**STATED GOAL:** Put every line of the records below into a JSON list of strings, one string per line, with blank lines skipped and the pictures left out.

-- Begin --

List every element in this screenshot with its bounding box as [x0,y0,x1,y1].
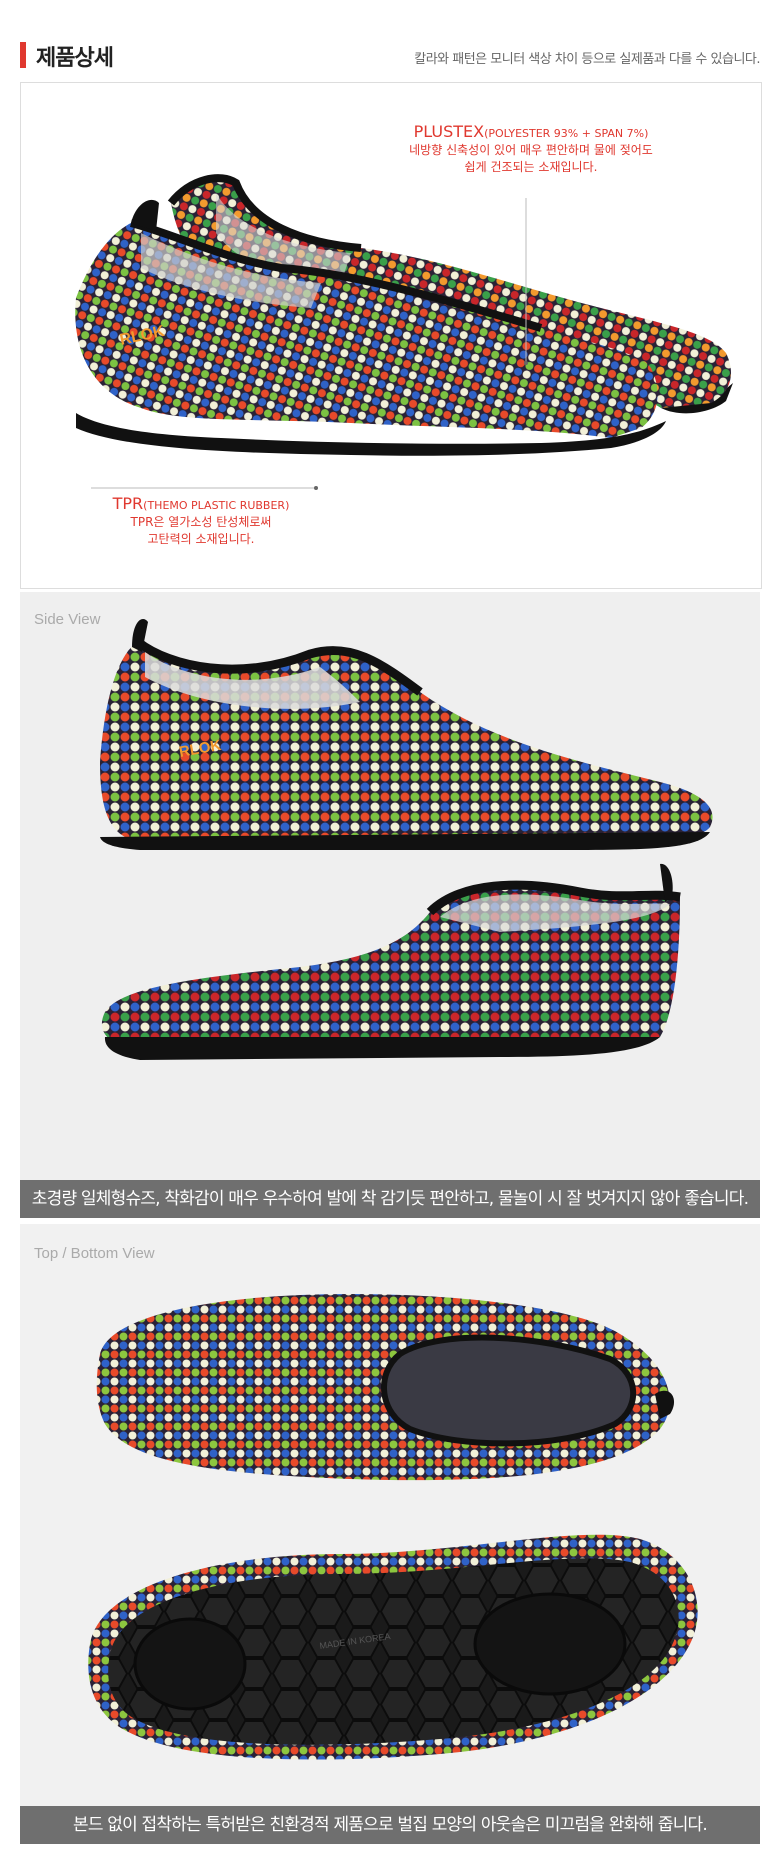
tpr-desc-line2: 고탄력의 소재입니다. [147,532,255,546]
tpr-callout: TPR(THEMO PLASTIC RUBBER) TPR은 열가소성 탄성체로… [101,495,301,548]
plustex-desc-line2: 쉽게 건조되는 소재입니다. [464,160,598,174]
top-bottom-shoes-illustration: Top / Bottom View MADE IN KOREA [34,1245,698,1760]
side-view-caption: 초경량 일체형슈즈, 착화감이 매우 우수하여 발에 착 감기듯 편안하고, 물… [20,1180,760,1218]
plustex-callout: PLUSTEX(POLYESTER 93% + SPAN 7%) 네방향 신축성… [376,123,686,176]
section-title: 제품상세 [36,46,114,71]
tpr-name: TPR [112,494,144,513]
side-view-label: Side View [34,611,101,628]
side-view-panel: Side View RLOK 초경량 일체형슈즈, 착화감이 매우 우수하여 발… [20,592,760,1218]
color-disclaimer: 칼라와 패턴은 모니터 색상 차이 등으로 실제품과 다를 수 있습니다. [414,52,760,67]
plustex-spec: (POLYESTER 93% + SPAN 7%) [484,127,649,140]
section-header: 제품상세 칼라와 패턴은 모니터 색상 차이 등으로 실제품과 다를 수 있습니… [20,38,760,74]
side-view-shoes-illustration: Side View RLOK [34,611,713,1060]
tpr-desc-line1: TPR은 열가소성 탄성체로써 [130,515,272,529]
tpr-spec: (THEMO PLASTIC RUBBER) [143,499,290,512]
detail-panel: RLOK PLUSTEX(POLYESTER 93% + SPAN 7%) 네방… [20,82,762,589]
header-accent-bar [20,42,26,68]
plustex-name: PLUSTEX [413,122,485,141]
top-bottom-view-label: Top / Bottom View [34,1245,155,1262]
top-bottom-caption: 본드 없이 접착하는 특허받은 친환경적 제품으로 벌집 모양의 아웃솔은 미끄… [20,1806,760,1844]
plustex-desc-line1: 네방향 신축성이 있어 매우 편안하며 물에 젖어도 [409,143,653,157]
top-bottom-view-panel: Top / Bottom View MADE IN KOREA 본드 없이 접착… [20,1224,760,1844]
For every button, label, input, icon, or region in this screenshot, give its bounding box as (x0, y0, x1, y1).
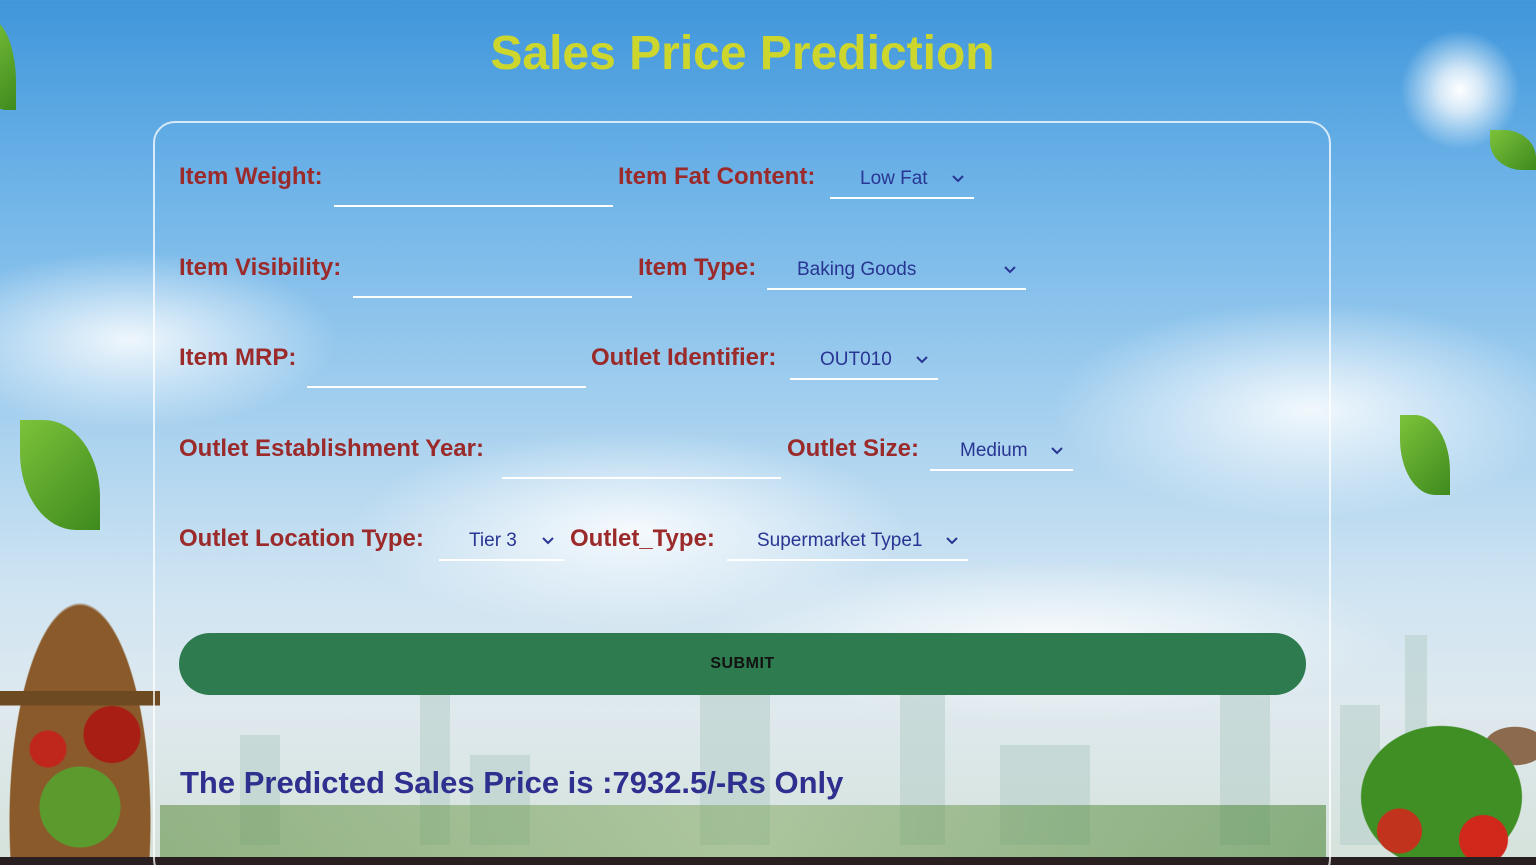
outlet-size-label: Outlet Size: (787, 435, 920, 462)
item-fat-content-value: Low Fat (860, 168, 928, 189)
vegetable-basket-image (0, 575, 160, 865)
leaf-decoration (20, 420, 100, 530)
submit-button[interactable]: SUBMIT (179, 633, 1306, 695)
outlet-establishment-year-label: Outlet Establishment Year: (179, 435, 484, 462)
outlet-type-select[interactable]: Supermarket Type1 (727, 523, 968, 561)
item-fat-content-select[interactable]: Low Fat (830, 161, 974, 199)
outlet-establishment-year-input[interactable] (502, 443, 781, 479)
outlet-identifier-value: OUT010 (820, 349, 892, 370)
outlet-location-type-value: Tier 3 (469, 530, 517, 551)
chevron-down-icon (912, 350, 932, 370)
item-type-label: Item Type: (638, 254, 757, 281)
item-mrp-label: Item MRP: (179, 344, 297, 371)
outlet-identifier-select[interactable]: OUT010 (790, 342, 938, 380)
item-mrp-input[interactable] (307, 352, 586, 388)
chevron-down-icon (942, 531, 962, 551)
prediction-form-card (153, 121, 1331, 865)
outlet-type-value: Supermarket Type1 (757, 530, 923, 551)
item-visibility-label: Item Visibility: (179, 254, 342, 281)
item-weight-input[interactable] (334, 171, 613, 207)
chevron-down-icon (1000, 260, 1020, 280)
vegetables-image (1326, 695, 1536, 865)
outlet-size-select[interactable]: Medium (930, 433, 1073, 471)
item-type-select[interactable]: Baking Goods (767, 252, 1026, 290)
item-fat-content-label: Item Fat Content: (618, 163, 816, 190)
item-weight-label: Item Weight: (179, 163, 323, 190)
item-visibility-input[interactable] (353, 262, 632, 298)
chevron-down-icon (1047, 441, 1067, 461)
outlet-size-value: Medium (960, 440, 1028, 461)
outlet-identifier-label: Outlet Identifier: (591, 344, 777, 371)
outlet-location-type-label: Outlet Location Type: (179, 525, 424, 552)
item-type-value: Baking Goods (797, 259, 917, 280)
outlet-location-type-select[interactable]: Tier 3 (439, 523, 564, 561)
predicted-sales-price-result: The Predicted Sales Price is :7932.5/-Rs… (180, 765, 844, 800)
chevron-down-icon (538, 531, 558, 551)
page-title: Sales Price Prediction (490, 27, 995, 80)
chevron-down-icon (948, 169, 968, 189)
leaf-decoration (1490, 130, 1536, 170)
outlet-type-label: Outlet_Type: (570, 525, 715, 552)
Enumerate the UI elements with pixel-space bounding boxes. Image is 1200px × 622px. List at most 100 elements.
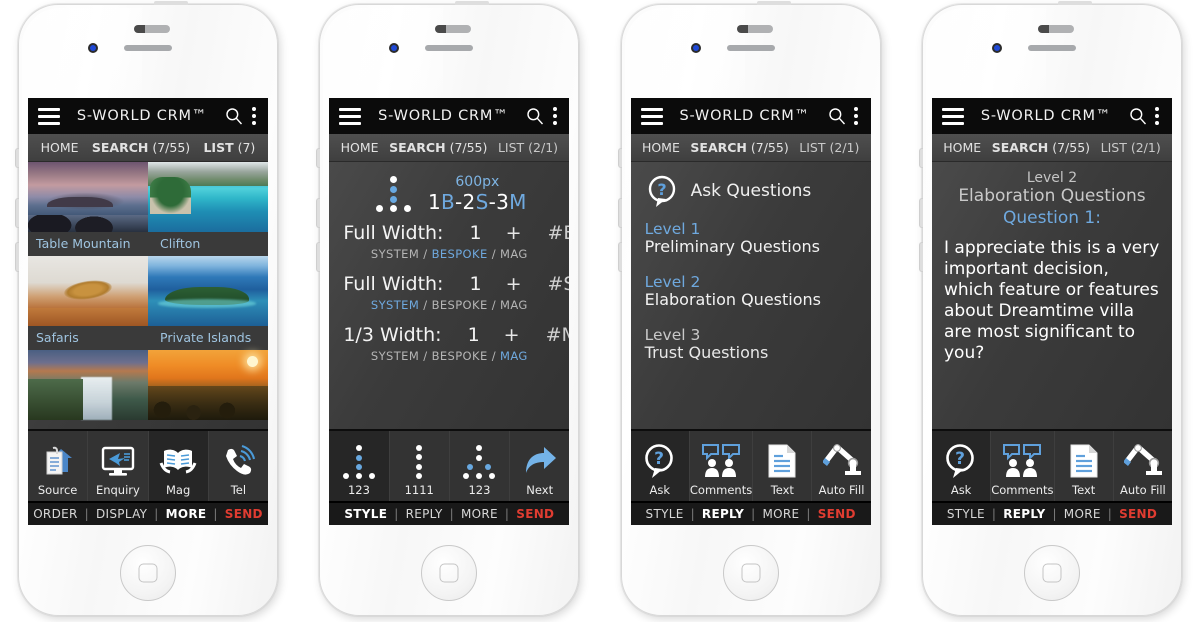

-- End --

**OUTPUT FOR THIS EXERCISE:**
[
  "List every element in this screenshot with its bounding box as [x0,y0,x1,y1].",
  "tpr-desc-line2: 고탄력의 소재입니다. [147,532,255,546]",
  "tpr-callout: TPR(THEMO PLASTIC RUBBER) TPR은 열가소성 탄성체로… [101,495,301,548]",
  "plustex-desc-line2: 쉽게 건조되는 소재입니다. [464,160,598,174]",
  "top-bottom-shoes-illustration: Top / Bottom View MADE IN KOREA [34,1245,698,1760]",
  "side-view-caption: 초경량 일체형슈즈, 착화감이 매우 우수하여 발에 착 감기듯 편안하고, 물… [20,1180,760,1218]",
  "plustex-callout: PLUSTEX(POLYESTER 93% + SPAN 7%) 네방향 신축성… [376,123,686,176]",
  "section-title: 제품상세 [36,46,114,71]",
  "tpr-name: TPR [112,494,144,513]",
  "side-view-label: Side View [34,611,101,628]",
  "side-view-panel: Side View RLOK 초경량 일체형슈즈, 착화감이 매우 우수하여 발… [20,592,760,1218]",
  "color-disclaimer: 칼라와 패턴은 모니터 색상 차이 등으로 실제품과 다를 수 있습니다. [414,52,760,67]",
  "plustex-spec: (POLYESTER 93% + SPAN 7%) [484,127,649,140]",
  "section-header: 제품상세 칼라와 패턴은 모니터 색상 차이 등으로 실제품과 다를 수 있습니… [20,38,760,74]",
  "side-view-shoes-illustration: Side View RLOK [34,611,713,1060]",
  "tpr-desc-line1: TPR은 열가소성 탄성체로써 [130,515,272,529]",
  "tpr-spec: (THEMO PLASTIC RUBBER) [143,499,290,512]",
  "detail-panel: RLOK PLUSTEX(POLYESTER 93% + SPAN 7%) 네방… [20,82,762,589]",
  "header-accent-bar [20,42,26,68]",
  "plustex-name: PLUSTEX [413,122,485,141]",
  "top-bottom-view-label: Top / Bottom View [34,1245,155,1262]",
  "top-bottom-caption: 본드 없이 접착하는 특허받은 친환경적 제품으로 벌집 모양의 아웃솔은 미끄… [20,1806,760,1844]",
  "plustex-desc-line1: 네방향 신축성이 있어 매우 편안하며 물에 젖어도 [409,143,653,157]",
  "top-bottom-view-panel: Top / Bottom View MADE IN KOREA 본드 없이 접착… [20,1224,760,1844]",
  "For every button, label, input, icon, or region in this screenshot, give its bounding box as (x0, y0, x1, y1).",
  "outlet-size-label: Outlet Size: (787, 435, 920, 462)",
  "item-fat-content-value: Low Fat (860, 168, 928, 189)",
  "vegetable-basket-image (0, 575, 160, 865)",
  "leaf-decoration (20, 420, 100, 530)",
  "submit-button[interactable]: SUBMIT (179, 633, 1306, 695)",
  "outlet-establishment-year-label: Outlet Establishment Year: (179, 435, 484, 462)",
  "outlet-type-select[interactable]: Supermarket Type1 (727, 523, 968, 561)",
  "item-fat-content-select[interactable]: Low Fat (830, 161, 974, 199)",
  "outlet-establishment-year-input[interactable] (502, 443, 781, 479)",
  "outlet-identifier-value: OUT010 (820, 349, 892, 370)",
  "outlet-location-type-value: Tier 3 (469, 530, 517, 551)",
  "chevron-down-icon (912, 350, 932, 370)",
  "item-type-label: Item Type: (638, 254, 757, 281)",
  "item-mrp-label: Item MRP: (179, 344, 297, 371)",
  "outlet-identifier-select[interactable]: OUT010 (790, 342, 938, 380)",
  "item-mrp-input[interactable] (307, 352, 586, 388)",
  "chevron-down-icon (942, 531, 962, 551)",
  "prediction-form-card (153, 121, 1331, 865)",
  "outlet-type-value: Supermarket Type1 (757, 530, 923, 551)",
  "item-visibility-label: Item Visibility: (179, 254, 342, 281)",
  "item-weight-input[interactable] (334, 171, 613, 207)",
  "chevron-down-icon (1000, 260, 1020, 280)",
  "vegetables-image (1326, 695, 1536, 865)",
  "outlet-size-select[interactable]: Medium (930, 433, 1073, 471)",
  "item-type-select[interactable]: Baking Goods (767, 252, 1026, 290)",
  "item-fat-content-label: Item Fat Content: (618, 163, 816, 190)",
  "item-weight-label: Item Weight: (179, 163, 323, 190)",
  "item-visibility-input[interactable] (353, 262, 632, 298)",
  "chevron-down-icon (1047, 441, 1067, 461)",
  "outlet-size-value: Medium (960, 440, 1028, 461)",
  "outlet-identifier-label: Outlet Identifier: (591, 344, 777, 371)",
  "outlet-location-type-label: Outlet Location Type: (179, 525, 424, 552)",
  "item-type-value: Baking Goods (797, 259, 917, 280)",
  "outlet-location-type-select[interactable]: Tier 3 (439, 523, 564, 561)",
  "predicted-sales-price-result: The Predicted Sales Price is :7932.5/-Rs… (180, 765, 844, 800)",
  "chevron-down-icon (538, 531, 558, 551)",
  "page-title: Sales Price Prediction (490, 27, 995, 80)",
  "chevron-down-icon (948, 169, 968, 189)",
  "leaf-decoration (1490, 130, 1536, 170)",
  "outlet-type-label: Outlet_Type: (570, 525, 715, 552)",
  "Enumerate the UI elements with pixel-space bounding boxes. Image is 1200px × 622px. List at most 100 elements."
]